Every record below should be written out exactly; pictures stay out.

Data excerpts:
>> start

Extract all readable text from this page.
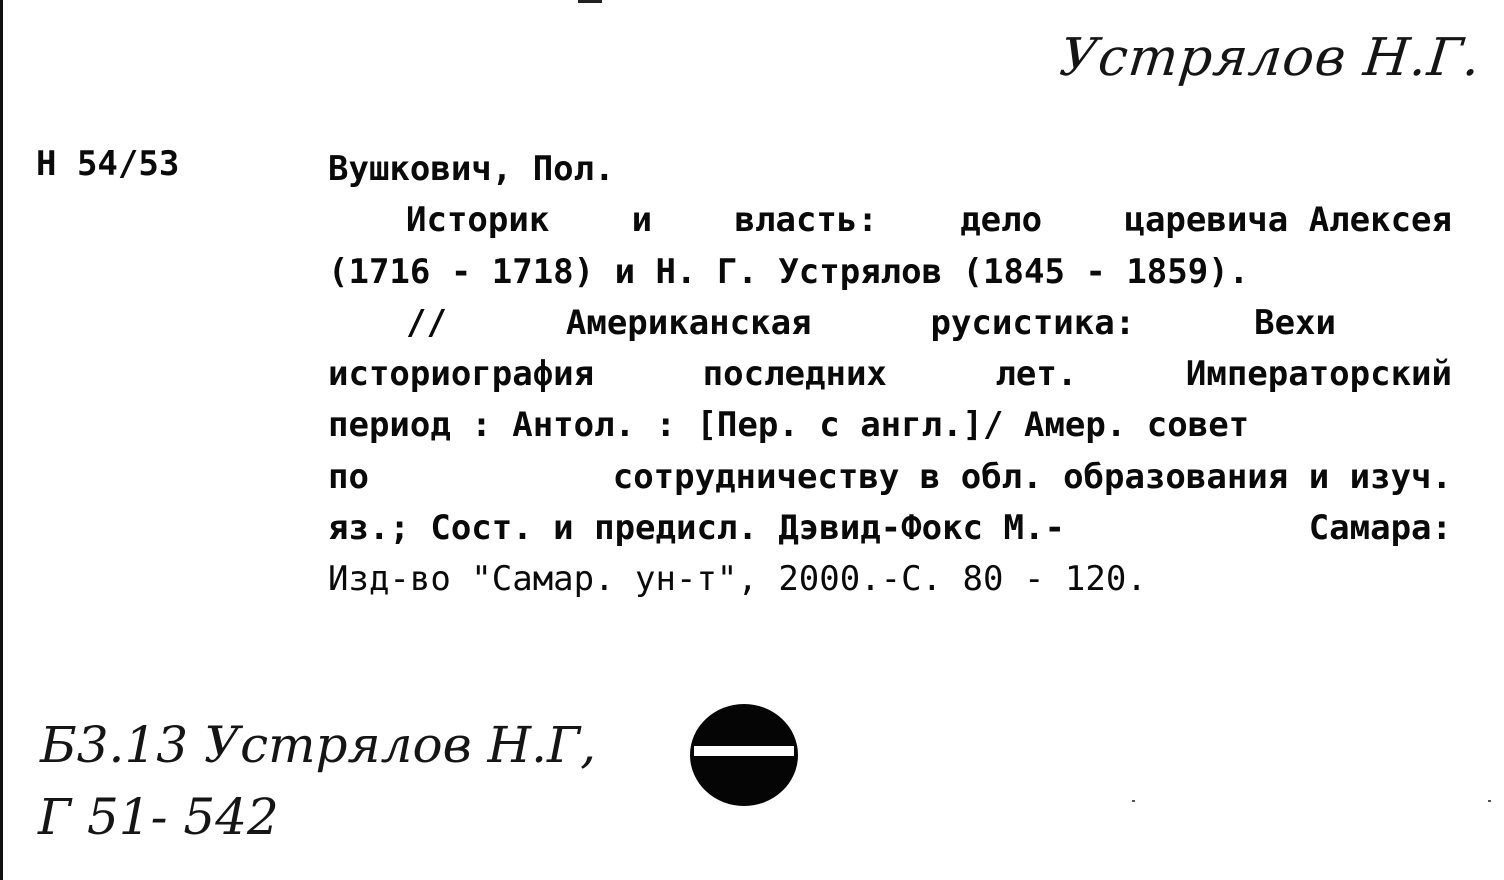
Устрялов Н.Г.
Н 54/53	Вушкович, Пол.
Историк и власть: дело царевича Алексея
(1716 - 1718) и Н. Г. Устрялов (1845 - 1859).
//	Американская	русистика:	Вехи
историография	последних	лет.	Императорский
период : Антол. : [Пер. с англ.]/ Амер. совет
по	сотрудничеству в обл. образования и изуч.
яз.; Сост. и предисл. Дэвид-Фокс М.-	Самара:
Изд-во "Самар. ун-т", 2000.-С. 80 - 120.
Б3.13 Устрялов Н.Г,
Г 51- 542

>> end

## Exercise answer
Extract all readable text from this page.
Устрялов Н.Г.
Н 54/53	Вушкович, Пол.
Историк и власть: дело царевича Алексея
(1716 - 1718) и Н. Г. Устрялов (1845 - 1859).
//	Американская	русистика:	Вехи
историография	последних	лет.	Императорский
период : Антол. : [Пер. с англ.]/ Амер. совет
по	сотрудничеству в обл. образования и изуч.
яз.; Сост. и предисл. Дэвид-Фокс М.-	Самара:
Изд-во "Самар. ун-т", 2000.-С. 80 - 120.
Б3.13 Устрялов Н.Г,
Г 51- 542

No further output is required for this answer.